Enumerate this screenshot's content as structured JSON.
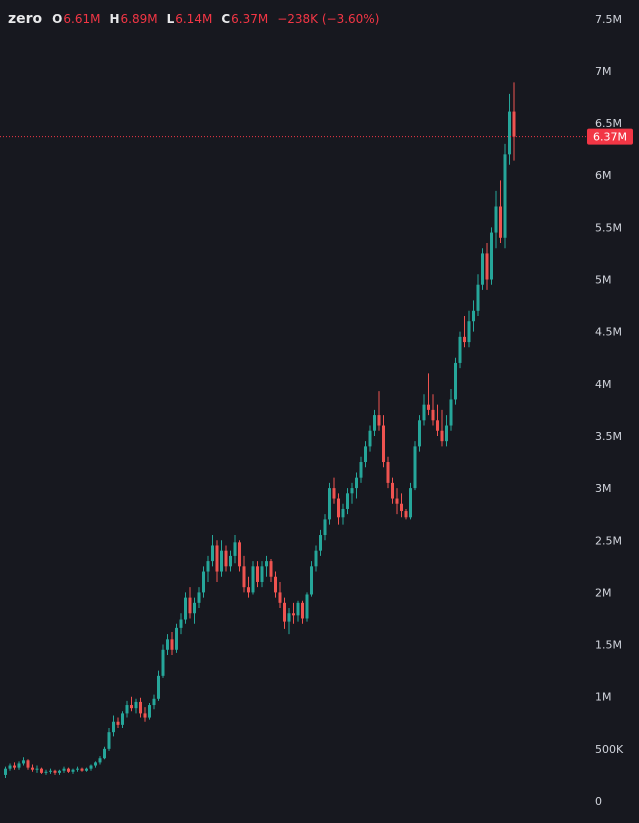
{
  "symbol": "zero",
  "ohlc": {
    "open_label": "O",
    "open": "6.61M",
    "high_label": "H",
    "high": "6.89M",
    "low_label": "L",
    "low": "6.14M",
    "close_label": "C",
    "close": "6.37M",
    "change": "−238K (−3.60%)"
  },
  "last_price_label": "6.37M",
  "colors": {
    "up": "#26a69a",
    "down": "#ef5350",
    "background": "#17181f",
    "price_line": "#f23645",
    "axis_text": "#d1d4dc"
  },
  "chart_data": {
    "type": "candlestick",
    "title": "",
    "xlabel": "",
    "ylabel": "",
    "ylim": [
      0,
      7500000
    ],
    "y_ticks": [
      {
        "value": 0,
        "label": "0"
      },
      {
        "value": 500000,
        "label": "500K"
      },
      {
        "value": 1000000,
        "label": "1M"
      },
      {
        "value": 1500000,
        "label": "1.5M"
      },
      {
        "value": 2000000,
        "label": "2M"
      },
      {
        "value": 2500000,
        "label": "2.5M"
      },
      {
        "value": 3000000,
        "label": "3M"
      },
      {
        "value": 3500000,
        "label": "3.5M"
      },
      {
        "value": 4000000,
        "label": "4M"
      },
      {
        "value": 4500000,
        "label": "4.5M"
      },
      {
        "value": 5000000,
        "label": "5M"
      },
      {
        "value": 5500000,
        "label": "5.5M"
      },
      {
        "value": 6000000,
        "label": "6M"
      },
      {
        "value": 6500000,
        "label": "6.5M"
      },
      {
        "value": 7000000,
        "label": "7M"
      },
      {
        "value": 7500000,
        "label": "7.5M"
      }
    ],
    "last_price": 6370000,
    "grid": false,
    "candles": [
      [
        0.25,
        0.33,
        0.22,
        0.31
      ],
      [
        0.31,
        0.36,
        0.29,
        0.34
      ],
      [
        0.34,
        0.37,
        0.3,
        0.32
      ],
      [
        0.32,
        0.38,
        0.3,
        0.36
      ],
      [
        0.36,
        0.42,
        0.34,
        0.39
      ],
      [
        0.39,
        0.4,
        0.3,
        0.32
      ],
      [
        0.32,
        0.35,
        0.28,
        0.3
      ],
      [
        0.3,
        0.34,
        0.27,
        0.31
      ],
      [
        0.31,
        0.32,
        0.26,
        0.27
      ],
      [
        0.27,
        0.3,
        0.25,
        0.28
      ],
      [
        0.28,
        0.31,
        0.26,
        0.29
      ],
      [
        0.29,
        0.3,
        0.25,
        0.27
      ],
      [
        0.27,
        0.3,
        0.25,
        0.29
      ],
      [
        0.29,
        0.33,
        0.27,
        0.31
      ],
      [
        0.31,
        0.32,
        0.27,
        0.28
      ],
      [
        0.28,
        0.31,
        0.26,
        0.3
      ],
      [
        0.3,
        0.33,
        0.28,
        0.31
      ],
      [
        0.31,
        0.32,
        0.28,
        0.29
      ],
      [
        0.29,
        0.32,
        0.28,
        0.31
      ],
      [
        0.31,
        0.35,
        0.29,
        0.34
      ],
      [
        0.34,
        0.38,
        0.32,
        0.37
      ],
      [
        0.37,
        0.43,
        0.35,
        0.41
      ],
      [
        0.41,
        0.52,
        0.4,
        0.5
      ],
      [
        0.5,
        0.7,
        0.48,
        0.66
      ],
      [
        0.66,
        0.82,
        0.62,
        0.76
      ],
      [
        0.76,
        0.8,
        0.7,
        0.73
      ],
      [
        0.73,
        0.86,
        0.7,
        0.84
      ],
      [
        0.84,
        0.96,
        0.8,
        0.92
      ],
      [
        0.92,
        1.0,
        0.86,
        0.89
      ],
      [
        0.89,
        0.98,
        0.84,
        0.95
      ],
      [
        0.95,
        0.99,
        0.8,
        0.84
      ],
      [
        0.84,
        0.9,
        0.76,
        0.8
      ],
      [
        0.8,
        0.94,
        0.78,
        0.92
      ],
      [
        0.92,
        1.02,
        0.88,
        0.98
      ],
      [
        0.98,
        1.25,
        0.96,
        1.2
      ],
      [
        1.2,
        1.5,
        1.18,
        1.45
      ],
      [
        1.45,
        1.6,
        1.4,
        1.55
      ],
      [
        1.55,
        1.62,
        1.4,
        1.45
      ],
      [
        1.45,
        1.7,
        1.42,
        1.66
      ],
      [
        1.66,
        1.8,
        1.6,
        1.74
      ],
      [
        1.74,
        2.0,
        1.7,
        1.95
      ],
      [
        1.95,
        2.05,
        1.75,
        1.8
      ],
      [
        1.8,
        1.95,
        1.7,
        1.9
      ],
      [
        1.9,
        2.05,
        1.85,
        2.0
      ],
      [
        2.0,
        2.25,
        1.95,
        2.2
      ],
      [
        2.2,
        2.35,
        2.1,
        2.3
      ],
      [
        2.3,
        2.55,
        2.25,
        2.45
      ],
      [
        2.45,
        2.5,
        2.1,
        2.2
      ],
      [
        2.2,
        2.5,
        2.15,
        2.4
      ],
      [
        2.4,
        2.45,
        2.2,
        2.25
      ],
      [
        2.25,
        2.4,
        2.2,
        2.35
      ],
      [
        2.35,
        2.55,
        2.28,
        2.48
      ],
      [
        2.48,
        2.5,
        2.2,
        2.25
      ],
      [
        2.25,
        2.35,
        2.0,
        2.05
      ],
      [
        2.05,
        2.15,
        1.95,
        2.0
      ],
      [
        2.0,
        2.3,
        1.98,
        2.25
      ],
      [
        2.25,
        2.3,
        2.05,
        2.1
      ],
      [
        2.1,
        2.3,
        2.05,
        2.25
      ],
      [
        2.25,
        2.35,
        2.15,
        2.3
      ],
      [
        2.3,
        2.32,
        2.1,
        2.15
      ],
      [
        2.15,
        2.2,
        1.95,
        2.0
      ],
      [
        2.0,
        2.1,
        1.85,
        1.9
      ],
      [
        1.9,
        1.95,
        1.65,
        1.72
      ],
      [
        1.72,
        1.85,
        1.6,
        1.8
      ],
      [
        1.8,
        1.9,
        1.7,
        1.78
      ],
      [
        1.78,
        1.92,
        1.72,
        1.9
      ],
      [
        1.9,
        1.92,
        1.7,
        1.75
      ],
      [
        1.75,
        2.0,
        1.72,
        1.98
      ],
      [
        1.98,
        2.3,
        1.96,
        2.25
      ],
      [
        2.25,
        2.45,
        2.2,
        2.4
      ],
      [
        2.4,
        2.6,
        2.35,
        2.55
      ],
      [
        2.55,
        2.75,
        2.5,
        2.7
      ],
      [
        2.7,
        3.05,
        2.65,
        3.0
      ],
      [
        3.0,
        3.1,
        2.85,
        2.9
      ],
      [
        2.9,
        2.95,
        2.65,
        2.72
      ],
      [
        2.72,
        2.85,
        2.65,
        2.8
      ],
      [
        2.8,
        3.0,
        2.75,
        2.95
      ],
      [
        2.95,
        3.05,
        2.85,
        3.0
      ],
      [
        3.0,
        3.15,
        2.9,
        3.1
      ],
      [
        3.1,
        3.3,
        3.05,
        3.25
      ],
      [
        3.25,
        3.45,
        3.2,
        3.4
      ],
      [
        3.4,
        3.6,
        3.35,
        3.55
      ],
      [
        3.55,
        3.75,
        3.5,
        3.7
      ],
      [
        3.7,
        3.93,
        3.55,
        3.6
      ],
      [
        3.6,
        3.7,
        3.2,
        3.25
      ],
      [
        3.25,
        3.3,
        3.0,
        3.05
      ],
      [
        3.05,
        3.1,
        2.85,
        2.9
      ],
      [
        2.9,
        3.0,
        2.75,
        2.85
      ],
      [
        2.85,
        2.95,
        2.72,
        2.78
      ],
      [
        2.78,
        2.8,
        2.7,
        2.72
      ],
      [
        2.72,
        3.05,
        2.7,
        3.0
      ],
      [
        3.0,
        3.45,
        2.98,
        3.4
      ],
      [
        3.4,
        3.7,
        3.35,
        3.65
      ],
      [
        3.65,
        3.9,
        3.6,
        3.8
      ],
      [
        3.8,
        4.1,
        3.7,
        3.75
      ],
      [
        3.75,
        3.9,
        3.6,
        3.65
      ],
      [
        3.65,
        3.8,
        3.5,
        3.55
      ],
      [
        3.55,
        3.75,
        3.4,
        3.45
      ],
      [
        3.45,
        3.7,
        3.4,
        3.6
      ],
      [
        3.6,
        3.95,
        3.55,
        3.85
      ],
      [
        3.85,
        4.25,
        3.8,
        4.2
      ],
      [
        4.2,
        4.5,
        4.15,
        4.45
      ],
      [
        4.45,
        4.65,
        4.35,
        4.4
      ],
      [
        4.4,
        4.7,
        4.35,
        4.6
      ],
      [
        4.6,
        4.8,
        4.5,
        4.7
      ],
      [
        4.7,
        5.05,
        4.65,
        4.95
      ],
      [
        4.95,
        5.3,
        4.9,
        5.25
      ],
      [
        5.25,
        5.35,
        4.9,
        5.0
      ],
      [
        5.0,
        5.5,
        4.95,
        5.45
      ],
      [
        5.45,
        5.85,
        5.3,
        5.7
      ],
      [
        5.7,
        5.95,
        5.35,
        5.4
      ],
      [
        5.4,
        6.3,
        5.3,
        6.2
      ],
      [
        6.2,
        6.78,
        6.1,
        6.61
      ],
      [
        6.61,
        6.89,
        6.14,
        6.37
      ]
    ]
  }
}
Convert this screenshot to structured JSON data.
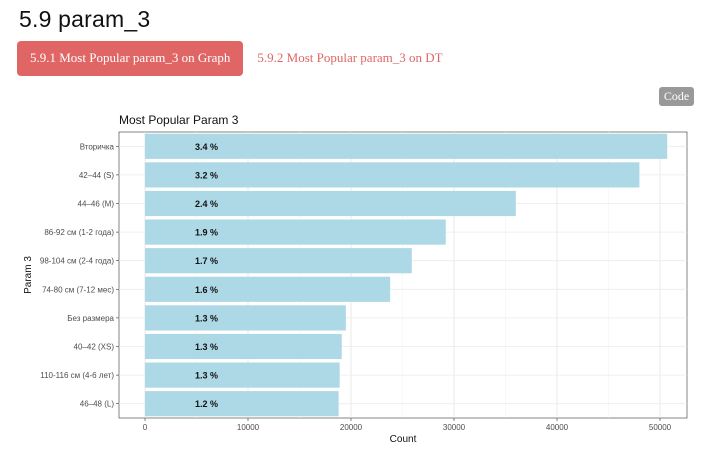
************
• _TASK OBJECTIVE_
Copy out all lines that carry the word "JSON".

• _SOLUTION TO THIS TASK_
Enumerate this screenshot's content as structured JSON.
Convert this screenshot to structured JSON data.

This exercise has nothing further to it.